● **YOUR INSTRUCTIONS**
Return a copy of every line in the records that includes the word "สเตอร".

● **RECORDS FOR THE EXERCISE**
++++++++++++++++++++

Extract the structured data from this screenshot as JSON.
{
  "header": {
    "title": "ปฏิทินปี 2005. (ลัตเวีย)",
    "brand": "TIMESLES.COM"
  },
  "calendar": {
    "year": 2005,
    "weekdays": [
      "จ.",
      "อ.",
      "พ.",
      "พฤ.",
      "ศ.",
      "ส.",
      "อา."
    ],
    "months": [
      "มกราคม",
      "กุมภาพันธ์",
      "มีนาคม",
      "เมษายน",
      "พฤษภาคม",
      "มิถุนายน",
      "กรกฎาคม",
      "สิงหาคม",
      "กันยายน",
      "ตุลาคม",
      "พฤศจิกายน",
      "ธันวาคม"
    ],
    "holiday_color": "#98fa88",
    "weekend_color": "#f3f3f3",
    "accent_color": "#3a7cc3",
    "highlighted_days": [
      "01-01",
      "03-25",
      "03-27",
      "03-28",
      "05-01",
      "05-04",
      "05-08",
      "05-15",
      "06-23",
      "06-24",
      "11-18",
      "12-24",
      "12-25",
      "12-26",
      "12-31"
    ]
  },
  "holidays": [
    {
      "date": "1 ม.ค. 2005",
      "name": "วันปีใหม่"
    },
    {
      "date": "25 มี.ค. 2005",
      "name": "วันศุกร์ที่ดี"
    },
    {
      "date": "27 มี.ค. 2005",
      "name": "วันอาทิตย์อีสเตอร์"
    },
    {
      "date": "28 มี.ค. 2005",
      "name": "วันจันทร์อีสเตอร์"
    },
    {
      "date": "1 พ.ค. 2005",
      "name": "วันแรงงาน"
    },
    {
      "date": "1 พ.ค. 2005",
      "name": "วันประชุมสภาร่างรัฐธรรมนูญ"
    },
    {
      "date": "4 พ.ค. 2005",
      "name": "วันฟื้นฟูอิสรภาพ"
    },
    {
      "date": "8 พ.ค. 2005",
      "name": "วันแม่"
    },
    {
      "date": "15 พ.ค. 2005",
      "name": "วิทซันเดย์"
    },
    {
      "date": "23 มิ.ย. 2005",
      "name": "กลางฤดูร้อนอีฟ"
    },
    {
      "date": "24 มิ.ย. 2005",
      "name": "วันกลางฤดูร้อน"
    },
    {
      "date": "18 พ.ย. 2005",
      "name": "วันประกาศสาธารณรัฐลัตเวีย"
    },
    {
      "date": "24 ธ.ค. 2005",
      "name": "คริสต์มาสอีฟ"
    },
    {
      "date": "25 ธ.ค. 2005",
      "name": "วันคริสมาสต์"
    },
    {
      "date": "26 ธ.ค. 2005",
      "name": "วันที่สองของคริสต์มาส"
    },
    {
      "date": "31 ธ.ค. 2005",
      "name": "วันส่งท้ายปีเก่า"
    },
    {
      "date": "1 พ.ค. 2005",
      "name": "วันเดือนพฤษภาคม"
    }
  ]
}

++++++++++++++++++++

● **ANSWER FOR THE TASK**
      "name": "วันอาทิตย์อีสเตอร์"
      "name": "วันจันทร์อีสเตอร์"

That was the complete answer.